▶ [Written exercise]: Convert the lines below, from the line containing "table-cell: NBC 11406 [210,92,280,105]" to the line containing "table-cell: SC160CPO [479,267,548,280]", into a JSON list of strings with one string per line, skipping any blank lines.

▶ [Material to process]:
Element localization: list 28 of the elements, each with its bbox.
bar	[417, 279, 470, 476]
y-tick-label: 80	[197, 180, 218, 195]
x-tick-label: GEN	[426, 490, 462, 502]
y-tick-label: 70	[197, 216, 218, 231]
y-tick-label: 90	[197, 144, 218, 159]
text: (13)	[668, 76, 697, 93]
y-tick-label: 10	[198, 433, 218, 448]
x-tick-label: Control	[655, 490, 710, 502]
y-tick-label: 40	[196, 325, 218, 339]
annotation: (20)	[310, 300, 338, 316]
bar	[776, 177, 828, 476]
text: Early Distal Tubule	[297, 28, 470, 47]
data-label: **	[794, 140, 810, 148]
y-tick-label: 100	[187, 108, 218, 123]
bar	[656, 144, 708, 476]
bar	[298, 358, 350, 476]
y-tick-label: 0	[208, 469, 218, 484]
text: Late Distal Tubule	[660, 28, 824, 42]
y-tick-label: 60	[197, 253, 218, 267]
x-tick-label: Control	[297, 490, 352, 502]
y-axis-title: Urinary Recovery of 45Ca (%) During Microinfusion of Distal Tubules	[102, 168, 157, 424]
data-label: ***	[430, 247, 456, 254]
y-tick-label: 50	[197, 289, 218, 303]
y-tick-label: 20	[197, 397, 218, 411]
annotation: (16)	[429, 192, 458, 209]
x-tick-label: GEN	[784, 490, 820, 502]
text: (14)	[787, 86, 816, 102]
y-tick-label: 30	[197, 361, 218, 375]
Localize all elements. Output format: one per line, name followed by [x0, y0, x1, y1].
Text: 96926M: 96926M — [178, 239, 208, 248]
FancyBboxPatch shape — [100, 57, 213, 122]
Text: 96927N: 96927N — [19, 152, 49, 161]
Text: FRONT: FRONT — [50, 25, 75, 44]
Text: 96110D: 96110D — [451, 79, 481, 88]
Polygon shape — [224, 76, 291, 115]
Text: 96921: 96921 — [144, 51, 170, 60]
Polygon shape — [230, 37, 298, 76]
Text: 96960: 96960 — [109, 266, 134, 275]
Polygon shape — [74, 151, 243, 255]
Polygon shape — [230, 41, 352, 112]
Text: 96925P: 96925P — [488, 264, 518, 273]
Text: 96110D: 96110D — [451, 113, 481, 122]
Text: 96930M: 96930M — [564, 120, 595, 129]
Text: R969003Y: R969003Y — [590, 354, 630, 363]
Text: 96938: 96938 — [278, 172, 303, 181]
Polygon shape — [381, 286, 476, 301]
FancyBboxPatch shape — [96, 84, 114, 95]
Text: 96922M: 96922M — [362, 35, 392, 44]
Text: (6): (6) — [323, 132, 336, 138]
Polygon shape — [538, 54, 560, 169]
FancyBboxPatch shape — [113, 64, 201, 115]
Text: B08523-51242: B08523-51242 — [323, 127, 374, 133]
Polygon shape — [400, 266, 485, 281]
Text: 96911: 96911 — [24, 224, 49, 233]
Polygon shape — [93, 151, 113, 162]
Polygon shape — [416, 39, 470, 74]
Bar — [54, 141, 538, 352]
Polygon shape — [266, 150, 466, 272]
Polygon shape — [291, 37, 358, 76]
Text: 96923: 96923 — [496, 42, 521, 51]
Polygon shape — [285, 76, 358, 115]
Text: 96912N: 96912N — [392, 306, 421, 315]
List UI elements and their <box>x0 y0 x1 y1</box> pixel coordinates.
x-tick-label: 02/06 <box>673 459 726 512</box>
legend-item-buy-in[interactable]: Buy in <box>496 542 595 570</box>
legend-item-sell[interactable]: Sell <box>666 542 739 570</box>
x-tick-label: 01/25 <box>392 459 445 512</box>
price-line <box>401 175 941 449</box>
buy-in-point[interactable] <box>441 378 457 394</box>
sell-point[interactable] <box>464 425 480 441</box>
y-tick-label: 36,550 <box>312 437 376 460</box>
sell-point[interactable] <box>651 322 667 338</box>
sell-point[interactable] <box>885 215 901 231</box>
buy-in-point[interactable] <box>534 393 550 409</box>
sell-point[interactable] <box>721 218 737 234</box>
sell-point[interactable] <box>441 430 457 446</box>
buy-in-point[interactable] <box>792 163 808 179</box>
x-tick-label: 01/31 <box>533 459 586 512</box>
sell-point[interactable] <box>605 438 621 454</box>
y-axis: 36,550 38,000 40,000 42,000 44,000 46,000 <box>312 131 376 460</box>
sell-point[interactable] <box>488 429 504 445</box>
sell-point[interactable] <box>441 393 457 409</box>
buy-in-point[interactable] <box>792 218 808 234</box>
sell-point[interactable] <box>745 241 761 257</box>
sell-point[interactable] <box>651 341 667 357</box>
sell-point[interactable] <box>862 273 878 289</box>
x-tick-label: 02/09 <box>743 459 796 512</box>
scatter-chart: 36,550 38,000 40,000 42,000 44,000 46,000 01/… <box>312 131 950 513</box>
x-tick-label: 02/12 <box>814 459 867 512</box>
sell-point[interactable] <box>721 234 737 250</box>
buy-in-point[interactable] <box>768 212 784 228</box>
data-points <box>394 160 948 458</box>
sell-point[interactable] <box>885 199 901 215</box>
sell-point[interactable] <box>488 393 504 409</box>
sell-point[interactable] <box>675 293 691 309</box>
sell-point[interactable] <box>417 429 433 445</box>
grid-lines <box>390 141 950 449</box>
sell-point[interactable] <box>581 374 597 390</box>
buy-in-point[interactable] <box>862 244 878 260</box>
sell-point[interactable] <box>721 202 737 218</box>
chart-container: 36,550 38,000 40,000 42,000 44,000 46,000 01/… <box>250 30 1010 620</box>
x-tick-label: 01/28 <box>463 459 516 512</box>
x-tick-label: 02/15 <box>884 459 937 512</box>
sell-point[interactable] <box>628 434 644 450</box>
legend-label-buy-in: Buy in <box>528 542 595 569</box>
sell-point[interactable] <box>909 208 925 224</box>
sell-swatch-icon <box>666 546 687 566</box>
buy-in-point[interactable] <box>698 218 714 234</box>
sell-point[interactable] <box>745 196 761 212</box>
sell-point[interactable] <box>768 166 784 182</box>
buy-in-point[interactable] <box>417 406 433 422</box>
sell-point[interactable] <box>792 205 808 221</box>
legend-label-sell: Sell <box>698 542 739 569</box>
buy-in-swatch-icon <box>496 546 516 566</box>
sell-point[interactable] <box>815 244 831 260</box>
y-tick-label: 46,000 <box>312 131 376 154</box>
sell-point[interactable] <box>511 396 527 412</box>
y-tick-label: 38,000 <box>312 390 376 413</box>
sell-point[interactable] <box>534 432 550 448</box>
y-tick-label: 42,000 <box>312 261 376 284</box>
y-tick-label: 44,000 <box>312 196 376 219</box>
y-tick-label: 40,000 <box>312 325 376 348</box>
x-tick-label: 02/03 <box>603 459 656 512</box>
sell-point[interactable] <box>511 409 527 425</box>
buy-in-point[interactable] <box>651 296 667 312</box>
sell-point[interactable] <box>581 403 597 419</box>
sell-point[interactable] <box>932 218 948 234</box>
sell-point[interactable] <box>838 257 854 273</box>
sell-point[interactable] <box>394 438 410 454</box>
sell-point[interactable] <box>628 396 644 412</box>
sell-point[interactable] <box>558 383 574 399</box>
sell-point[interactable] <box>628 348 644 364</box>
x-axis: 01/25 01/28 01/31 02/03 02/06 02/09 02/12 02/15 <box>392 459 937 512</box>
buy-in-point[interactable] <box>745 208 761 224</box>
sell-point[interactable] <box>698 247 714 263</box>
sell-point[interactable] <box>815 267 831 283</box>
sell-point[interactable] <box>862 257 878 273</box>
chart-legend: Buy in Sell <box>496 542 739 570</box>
==
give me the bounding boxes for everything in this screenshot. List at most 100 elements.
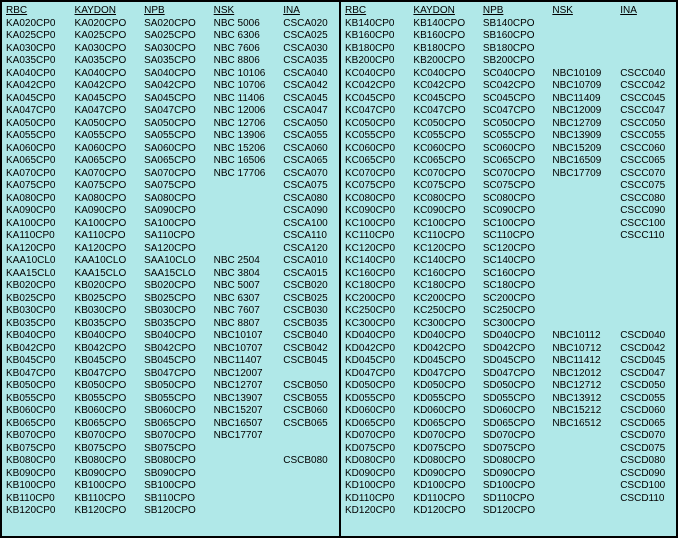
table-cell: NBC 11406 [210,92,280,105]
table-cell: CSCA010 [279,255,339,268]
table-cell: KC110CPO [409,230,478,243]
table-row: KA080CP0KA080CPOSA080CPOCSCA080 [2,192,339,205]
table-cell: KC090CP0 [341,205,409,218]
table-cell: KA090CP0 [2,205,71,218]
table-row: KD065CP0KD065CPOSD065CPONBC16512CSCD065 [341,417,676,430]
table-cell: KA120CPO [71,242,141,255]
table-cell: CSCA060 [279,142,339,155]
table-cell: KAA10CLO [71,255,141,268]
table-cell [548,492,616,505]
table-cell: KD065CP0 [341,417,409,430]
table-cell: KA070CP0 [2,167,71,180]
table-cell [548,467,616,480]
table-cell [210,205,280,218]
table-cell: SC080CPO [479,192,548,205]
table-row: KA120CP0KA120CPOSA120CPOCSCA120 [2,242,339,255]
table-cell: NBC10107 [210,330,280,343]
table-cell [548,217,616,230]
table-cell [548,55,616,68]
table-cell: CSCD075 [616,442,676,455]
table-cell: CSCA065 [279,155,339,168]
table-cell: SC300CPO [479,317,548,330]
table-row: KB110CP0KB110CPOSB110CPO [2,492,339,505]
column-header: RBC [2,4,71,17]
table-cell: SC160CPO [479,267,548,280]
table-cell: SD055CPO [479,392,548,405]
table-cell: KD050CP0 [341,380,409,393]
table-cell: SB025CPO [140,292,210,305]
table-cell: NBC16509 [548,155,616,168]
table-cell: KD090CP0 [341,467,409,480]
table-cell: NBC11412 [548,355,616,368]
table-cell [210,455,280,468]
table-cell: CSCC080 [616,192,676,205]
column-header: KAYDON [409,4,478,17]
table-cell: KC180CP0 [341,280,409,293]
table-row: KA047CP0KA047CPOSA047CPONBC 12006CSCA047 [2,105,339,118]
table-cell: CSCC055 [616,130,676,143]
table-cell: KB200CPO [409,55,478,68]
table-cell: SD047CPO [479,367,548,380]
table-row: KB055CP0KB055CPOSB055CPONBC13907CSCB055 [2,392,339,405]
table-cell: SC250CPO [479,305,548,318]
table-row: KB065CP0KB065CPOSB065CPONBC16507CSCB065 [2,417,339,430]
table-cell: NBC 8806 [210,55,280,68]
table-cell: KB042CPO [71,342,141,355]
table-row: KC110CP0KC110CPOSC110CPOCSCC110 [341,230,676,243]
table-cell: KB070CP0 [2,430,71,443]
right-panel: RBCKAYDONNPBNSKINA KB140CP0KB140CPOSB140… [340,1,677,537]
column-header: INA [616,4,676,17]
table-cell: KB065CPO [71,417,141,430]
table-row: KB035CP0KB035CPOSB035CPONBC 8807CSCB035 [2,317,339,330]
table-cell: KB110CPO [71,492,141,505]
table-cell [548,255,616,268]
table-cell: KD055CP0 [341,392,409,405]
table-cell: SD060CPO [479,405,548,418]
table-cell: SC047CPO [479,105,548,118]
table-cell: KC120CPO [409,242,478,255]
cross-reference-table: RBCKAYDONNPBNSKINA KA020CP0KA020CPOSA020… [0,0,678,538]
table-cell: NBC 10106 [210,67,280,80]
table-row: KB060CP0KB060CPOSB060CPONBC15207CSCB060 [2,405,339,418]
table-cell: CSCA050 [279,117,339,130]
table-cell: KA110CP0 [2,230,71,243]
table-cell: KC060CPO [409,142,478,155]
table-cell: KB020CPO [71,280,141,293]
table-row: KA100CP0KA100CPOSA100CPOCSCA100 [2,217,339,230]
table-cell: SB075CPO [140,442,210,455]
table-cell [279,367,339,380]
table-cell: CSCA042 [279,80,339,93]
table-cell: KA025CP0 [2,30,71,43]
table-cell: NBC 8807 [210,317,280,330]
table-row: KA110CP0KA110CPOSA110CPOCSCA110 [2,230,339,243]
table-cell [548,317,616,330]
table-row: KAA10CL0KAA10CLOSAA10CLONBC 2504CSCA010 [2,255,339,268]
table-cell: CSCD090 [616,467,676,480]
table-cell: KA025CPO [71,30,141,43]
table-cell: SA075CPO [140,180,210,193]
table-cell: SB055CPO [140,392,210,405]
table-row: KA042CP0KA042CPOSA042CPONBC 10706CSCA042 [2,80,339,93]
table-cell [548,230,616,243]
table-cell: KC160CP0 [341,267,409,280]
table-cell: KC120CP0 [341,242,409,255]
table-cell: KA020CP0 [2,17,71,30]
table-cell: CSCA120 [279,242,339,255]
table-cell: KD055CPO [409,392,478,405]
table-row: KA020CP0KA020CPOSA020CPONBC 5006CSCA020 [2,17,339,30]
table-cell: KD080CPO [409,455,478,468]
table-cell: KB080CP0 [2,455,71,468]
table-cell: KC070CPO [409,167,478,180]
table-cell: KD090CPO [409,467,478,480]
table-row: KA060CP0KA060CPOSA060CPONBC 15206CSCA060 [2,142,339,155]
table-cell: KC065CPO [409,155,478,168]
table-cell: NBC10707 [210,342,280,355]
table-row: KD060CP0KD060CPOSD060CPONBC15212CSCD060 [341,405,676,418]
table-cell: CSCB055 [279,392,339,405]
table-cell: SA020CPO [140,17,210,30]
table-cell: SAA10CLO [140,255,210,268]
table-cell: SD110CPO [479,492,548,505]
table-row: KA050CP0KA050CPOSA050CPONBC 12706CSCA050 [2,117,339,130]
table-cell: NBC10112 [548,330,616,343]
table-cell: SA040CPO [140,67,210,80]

▶ [The response]:
[
  "table-cell: NBC 11406 [210,92,280,105]",
  "table-cell: CSCA010 [279,255,339,268]",
  "table-cell: KC110CPO [409,230,478,243]",
  "table-row: KA080CP0KA080CPOSA080CPOCSCA080 [2,192,339,205]",
  "table-cell: KC090CP0 [341,205,409,218]",
  "table-cell: KA090CP0 [2,205,71,218]",
  "table-row: KD065CP0KD065CPOSD065CPONBC16512CSCD065 [341,417,676,430]",
  "table-cell: KA120CPO [71,242,141,255]",
  "table-cell: CSCA060 [279,142,339,155]",
  "table-cell: KAA10CLO [71,255,141,268]",
  "table-cell [548,492,616,505]",
  "table-cell: KD065CP0 [341,417,409,430]",
  "table-cell: KA070CP0 [2,167,71,180]",
  "table-cell [548,467,616,480]",
  "table-cell [210,205,280,218]",
  "table-cell: SC080CPO [479,192,548,205]",
  "table-row: KA120CP0KA120CPOSA120CPOCSCA120 [2,242,339,255]",
  "table-cell: NBC10107 [210,330,280,343]",
  "table-cell [548,217,616,230]",
  "table-cell [548,55,616,68]",
  "table-cell: CSCD075 [616,442,676,455]",
  "table-cell: CSCA065 [279,155,339,168]",
  "table-cell: SC300CPO [479,317,548,330]",
  "table-row: KB110CP0KB110CPOSB110CPO [2,492,339,505]",
  "column-header: RBC [2,4,71,17]",
  "table-cell: SC160CPO [479,267,548,280]"
]